> [Supplied information]
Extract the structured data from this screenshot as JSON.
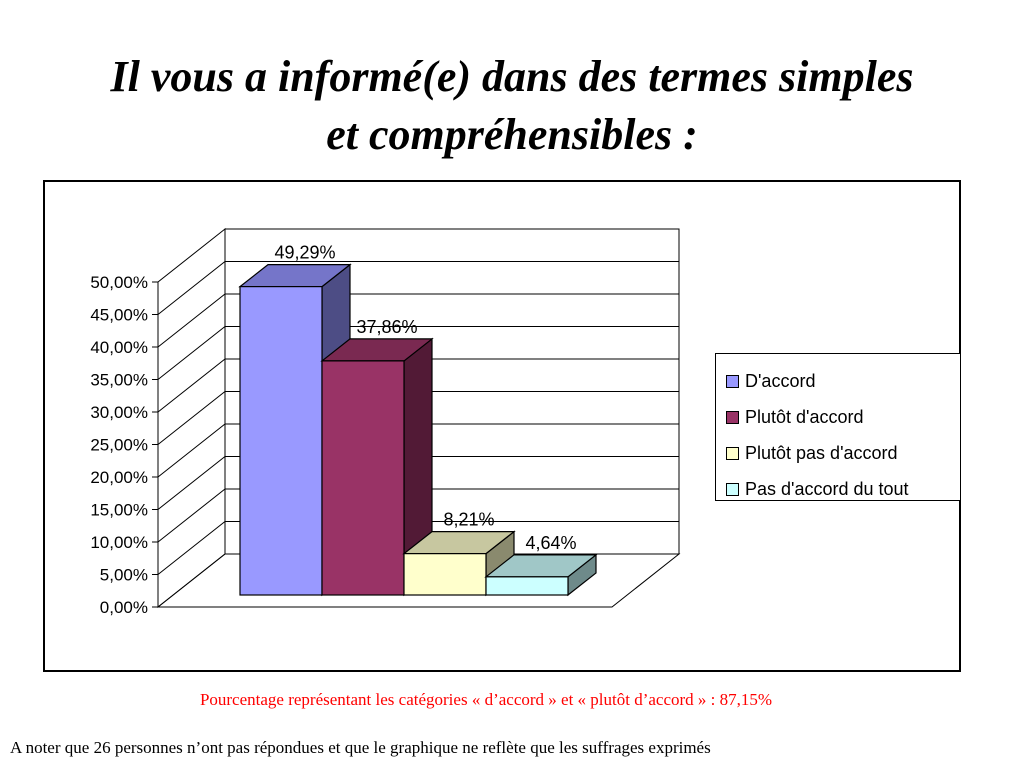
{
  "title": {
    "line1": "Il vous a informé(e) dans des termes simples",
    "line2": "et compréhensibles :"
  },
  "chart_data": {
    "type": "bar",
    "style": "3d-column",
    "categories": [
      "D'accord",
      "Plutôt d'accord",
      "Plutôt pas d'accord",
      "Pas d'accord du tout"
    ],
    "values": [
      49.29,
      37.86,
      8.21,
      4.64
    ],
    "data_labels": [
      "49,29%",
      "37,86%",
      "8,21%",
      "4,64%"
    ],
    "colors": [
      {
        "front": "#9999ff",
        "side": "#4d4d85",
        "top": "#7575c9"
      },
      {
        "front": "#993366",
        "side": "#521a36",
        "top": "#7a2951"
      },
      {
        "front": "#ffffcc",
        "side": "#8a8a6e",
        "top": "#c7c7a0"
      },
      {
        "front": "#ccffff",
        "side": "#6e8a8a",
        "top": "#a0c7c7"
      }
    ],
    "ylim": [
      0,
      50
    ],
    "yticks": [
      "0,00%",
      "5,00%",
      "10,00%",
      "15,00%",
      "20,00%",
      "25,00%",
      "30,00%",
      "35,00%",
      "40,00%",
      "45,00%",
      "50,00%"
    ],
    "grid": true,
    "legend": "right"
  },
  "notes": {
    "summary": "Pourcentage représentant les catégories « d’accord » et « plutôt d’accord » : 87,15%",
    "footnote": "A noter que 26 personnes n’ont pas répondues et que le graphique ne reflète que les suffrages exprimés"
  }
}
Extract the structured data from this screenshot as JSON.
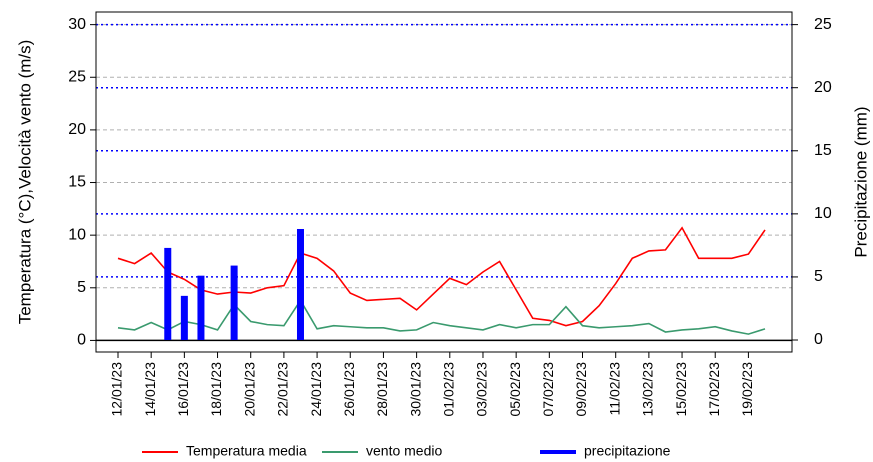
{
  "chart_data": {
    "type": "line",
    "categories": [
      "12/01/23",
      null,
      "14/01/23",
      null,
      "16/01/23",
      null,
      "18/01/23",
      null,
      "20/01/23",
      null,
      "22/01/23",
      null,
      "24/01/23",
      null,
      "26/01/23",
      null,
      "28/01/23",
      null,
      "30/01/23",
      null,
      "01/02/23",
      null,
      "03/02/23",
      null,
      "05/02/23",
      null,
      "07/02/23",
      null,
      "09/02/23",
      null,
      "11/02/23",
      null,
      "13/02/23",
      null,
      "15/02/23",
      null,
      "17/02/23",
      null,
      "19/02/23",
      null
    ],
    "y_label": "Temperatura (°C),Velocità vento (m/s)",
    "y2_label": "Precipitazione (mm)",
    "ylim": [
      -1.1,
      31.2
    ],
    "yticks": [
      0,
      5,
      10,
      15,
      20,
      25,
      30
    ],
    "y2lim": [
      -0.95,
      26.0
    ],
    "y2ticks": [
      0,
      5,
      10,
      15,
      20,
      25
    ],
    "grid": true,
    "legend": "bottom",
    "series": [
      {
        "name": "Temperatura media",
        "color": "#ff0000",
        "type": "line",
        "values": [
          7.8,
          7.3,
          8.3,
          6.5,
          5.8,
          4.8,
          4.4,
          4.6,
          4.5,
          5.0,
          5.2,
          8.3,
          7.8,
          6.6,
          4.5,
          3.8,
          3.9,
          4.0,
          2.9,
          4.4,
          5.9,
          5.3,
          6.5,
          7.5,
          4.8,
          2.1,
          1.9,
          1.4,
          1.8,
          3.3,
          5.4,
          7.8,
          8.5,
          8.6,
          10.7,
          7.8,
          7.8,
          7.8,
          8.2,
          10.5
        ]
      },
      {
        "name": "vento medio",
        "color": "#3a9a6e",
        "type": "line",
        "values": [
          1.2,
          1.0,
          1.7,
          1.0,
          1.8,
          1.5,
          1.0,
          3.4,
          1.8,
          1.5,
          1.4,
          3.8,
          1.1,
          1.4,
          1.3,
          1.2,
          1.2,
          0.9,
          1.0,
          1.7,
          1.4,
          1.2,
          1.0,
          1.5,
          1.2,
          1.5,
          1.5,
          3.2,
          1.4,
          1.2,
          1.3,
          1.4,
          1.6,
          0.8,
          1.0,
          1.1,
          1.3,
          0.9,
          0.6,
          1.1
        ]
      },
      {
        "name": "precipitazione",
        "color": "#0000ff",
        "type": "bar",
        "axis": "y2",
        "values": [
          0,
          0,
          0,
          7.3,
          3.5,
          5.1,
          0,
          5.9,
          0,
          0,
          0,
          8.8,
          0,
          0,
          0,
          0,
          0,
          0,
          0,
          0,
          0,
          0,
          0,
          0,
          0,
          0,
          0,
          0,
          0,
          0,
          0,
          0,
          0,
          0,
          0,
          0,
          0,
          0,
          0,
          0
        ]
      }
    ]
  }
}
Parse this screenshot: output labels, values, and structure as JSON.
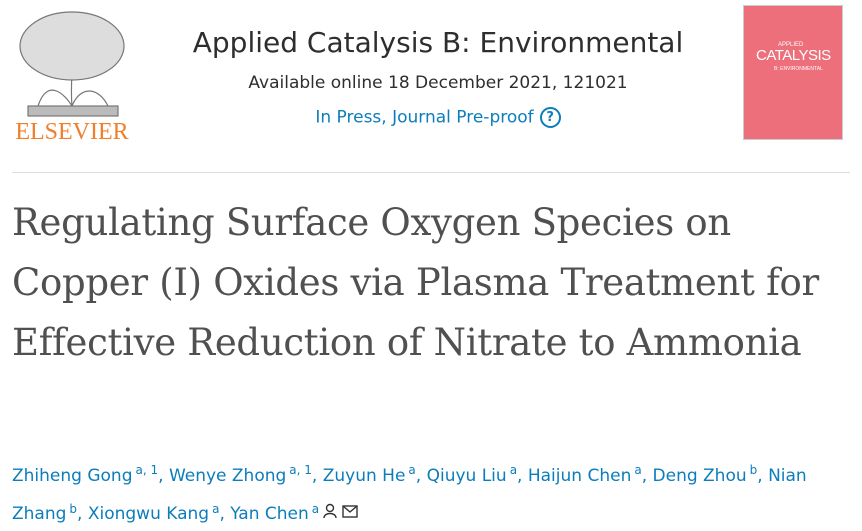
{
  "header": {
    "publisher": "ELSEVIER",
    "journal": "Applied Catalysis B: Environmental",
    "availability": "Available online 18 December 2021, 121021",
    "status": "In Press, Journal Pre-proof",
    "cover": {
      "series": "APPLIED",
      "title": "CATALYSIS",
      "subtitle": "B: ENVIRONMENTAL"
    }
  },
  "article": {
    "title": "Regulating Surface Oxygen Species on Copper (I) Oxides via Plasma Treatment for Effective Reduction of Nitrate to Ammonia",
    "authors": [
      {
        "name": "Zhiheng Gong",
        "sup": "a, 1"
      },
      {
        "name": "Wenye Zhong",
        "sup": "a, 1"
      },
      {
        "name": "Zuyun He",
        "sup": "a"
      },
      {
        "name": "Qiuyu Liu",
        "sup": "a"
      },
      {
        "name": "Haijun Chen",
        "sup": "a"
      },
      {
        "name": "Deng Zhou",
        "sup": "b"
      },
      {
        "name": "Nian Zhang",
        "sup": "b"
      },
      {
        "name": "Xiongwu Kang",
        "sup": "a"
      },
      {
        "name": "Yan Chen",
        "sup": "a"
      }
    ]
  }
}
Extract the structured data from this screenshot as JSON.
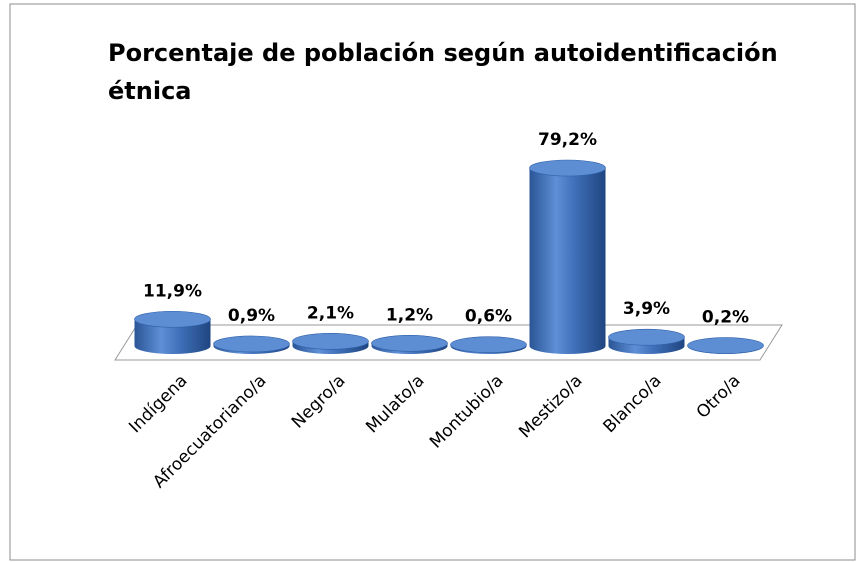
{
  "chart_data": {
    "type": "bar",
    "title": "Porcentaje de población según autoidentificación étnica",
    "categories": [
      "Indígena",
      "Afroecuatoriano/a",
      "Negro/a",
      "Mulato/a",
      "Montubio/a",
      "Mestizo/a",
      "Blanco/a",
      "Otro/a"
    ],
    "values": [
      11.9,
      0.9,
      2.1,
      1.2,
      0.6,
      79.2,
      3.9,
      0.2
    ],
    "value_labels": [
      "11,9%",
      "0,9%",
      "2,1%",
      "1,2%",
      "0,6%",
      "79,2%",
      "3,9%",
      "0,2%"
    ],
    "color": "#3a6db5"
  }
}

> [Written instruction] Every line of the material is to be quoted exactly, with no pictures carried over.

> [Final answer]
Extract the structured data from this screenshot as JSON.
{
  "title": {
    "line1": "Il vous a informé(e) dans des termes simples",
    "line2": "et compréhensibles :"
  },
  "chart_data": {
    "type": "bar",
    "style": "3d-column",
    "categories": [
      "D'accord",
      "Plutôt d'accord",
      "Plutôt pas d'accord",
      "Pas d'accord du tout"
    ],
    "values": [
      49.29,
      37.86,
      8.21,
      4.64
    ],
    "data_labels": [
      "49,29%",
      "37,86%",
      "8,21%",
      "4,64%"
    ],
    "colors": [
      {
        "front": "#9999ff",
        "side": "#4d4d85",
        "top": "#7575c9"
      },
      {
        "front": "#993366",
        "side": "#521a36",
        "top": "#7a2951"
      },
      {
        "front": "#ffffcc",
        "side": "#8a8a6e",
        "top": "#c7c7a0"
      },
      {
        "front": "#ccffff",
        "side": "#6e8a8a",
        "top": "#a0c7c7"
      }
    ],
    "ylim": [
      0,
      50
    ],
    "yticks": [
      "0,00%",
      "5,00%",
      "10,00%",
      "15,00%",
      "20,00%",
      "25,00%",
      "30,00%",
      "35,00%",
      "40,00%",
      "45,00%",
      "50,00%"
    ],
    "grid": true,
    "legend": "right"
  },
  "notes": {
    "summary": "Pourcentage représentant les catégories « d’accord » et « plutôt d’accord » : 87,15%",
    "footnote": "A noter que 26 personnes n’ont pas répondues et que le graphique ne reflète que les suffrages exprimés"
  }
}
Extract the structured data from this screenshot as JSON.
{
  "chart_data": {
    "type": "line",
    "categories": [
      "12/01/23",
      null,
      "14/01/23",
      null,
      "16/01/23",
      null,
      "18/01/23",
      null,
      "20/01/23",
      null,
      "22/01/23",
      null,
      "24/01/23",
      null,
      "26/01/23",
      null,
      "28/01/23",
      null,
      "30/01/23",
      null,
      "01/02/23",
      null,
      "03/02/23",
      null,
      "05/02/23",
      null,
      "07/02/23",
      null,
      "09/02/23",
      null,
      "11/02/23",
      null,
      "13/02/23",
      null,
      "15/02/23",
      null,
      "17/02/23",
      null,
      "19/02/23",
      null
    ],
    "y_label": "Temperatura (°C),Velocità vento (m/s)",
    "y2_label": "Precipitazione (mm)",
    "ylim": [
      -1.1,
      31.2
    ],
    "yticks": [
      0,
      5,
      10,
      15,
      20,
      25,
      30
    ],
    "y2lim": [
      -0.95,
      26.0
    ],
    "y2ticks": [
      0,
      5,
      10,
      15,
      20,
      25
    ],
    "grid": true,
    "legend": "bottom",
    "series": [
      {
        "name": "Temperatura media",
        "color": "#ff0000",
        "type": "line",
        "values": [
          7.8,
          7.3,
          8.3,
          6.5,
          5.8,
          4.8,
          4.4,
          4.6,
          4.5,
          5.0,
          5.2,
          8.3,
          7.8,
          6.6,
          4.5,
          3.8,
          3.9,
          4.0,
          2.9,
          4.4,
          5.9,
          5.3,
          6.5,
          7.5,
          4.8,
          2.1,
          1.9,
          1.4,
          1.8,
          3.3,
          5.4,
          7.8,
          8.5,
          8.6,
          10.7,
          7.8,
          7.8,
          7.8,
          8.2,
          10.5
        ]
      },
      {
        "name": "vento medio",
        "color": "#3a9a6e",
        "type": "line",
        "values": [
          1.2,
          1.0,
          1.7,
          1.0,
          1.8,
          1.5,
          1.0,
          3.4,
          1.8,
          1.5,
          1.4,
          3.8,
          1.1,
          1.4,
          1.3,
          1.2,
          1.2,
          0.9,
          1.0,
          1.7,
          1.4,
          1.2,
          1.0,
          1.5,
          1.2,
          1.5,
          1.5,
          3.2,
          1.4,
          1.2,
          1.3,
          1.4,
          1.6,
          0.8,
          1.0,
          1.1,
          1.3,
          0.9,
          0.6,
          1.1
        ]
      },
      {
        "name": "precipitazione",
        "color": "#0000ff",
        "type": "bar",
        "axis": "y2",
        "values": [
          0,
          0,
          0,
          7.3,
          3.5,
          5.1,
          0,
          5.9,
          0,
          0,
          0,
          8.8,
          0,
          0,
          0,
          0,
          0,
          0,
          0,
          0,
          0,
          0,
          0,
          0,
          0,
          0,
          0,
          0,
          0,
          0,
          0,
          0,
          0,
          0,
          0,
          0,
          0,
          0,
          0,
          0
        ]
      }
    ]
  }
}
Parse this screenshot: output labels, values, and structure as JSON.
{
  "header": {
    "publisher": "ELSEVIER",
    "journal": "Applied Catalysis B: Environmental",
    "availability": "Available online 18 December 2021, 121021",
    "status": "In Press, Journal Pre-proof",
    "cover": {
      "series": "APPLIED",
      "title": "CATALYSIS",
      "subtitle": "B: ENVIRONMENTAL"
    }
  },
  "article": {
    "title": "Regulating Surface Oxygen Species on Copper (I) Oxides via Plasma Treatment for Effective Reduction of Nitrate to Ammonia",
    "authors": [
      {
        "name": "Zhiheng Gong",
        "sup": "a, 1"
      },
      {
        "name": "Wenye Zhong",
        "sup": "a, 1"
      },
      {
        "name": "Zuyun He",
        "sup": "a"
      },
      {
        "name": "Qiuyu Liu",
        "sup": "a"
      },
      {
        "name": "Haijun Chen",
        "sup": "a"
      },
      {
        "name": "Deng Zhou",
        "sup": "b"
      },
      {
        "name": "Nian Zhang",
        "sup": "b"
      },
      {
        "name": "Xiongwu Kang",
        "sup": "a"
      },
      {
        "name": "Yan Chen",
        "sup": "a"
      }
    ]
  }
}
Extract the structured data from this screenshot as JSON.
{
  "chart_data": {
    "type": "bar",
    "title": "Porcentaje de población según autoidentificación étnica",
    "categories": [
      "Indígena",
      "Afroecuatoriano/a",
      "Negro/a",
      "Mulato/a",
      "Montubio/a",
      "Mestizo/a",
      "Blanco/a",
      "Otro/a"
    ],
    "values": [
      11.9,
      0.9,
      2.1,
      1.2,
      0.6,
      79.2,
      3.9,
      0.2
    ],
    "value_labels": [
      "11,9%",
      "0,9%",
      "2,1%",
      "1,2%",
      "0,6%",
      "79,2%",
      "3,9%",
      "0,2%"
    ],
    "color": "#3a6db5"
  }
}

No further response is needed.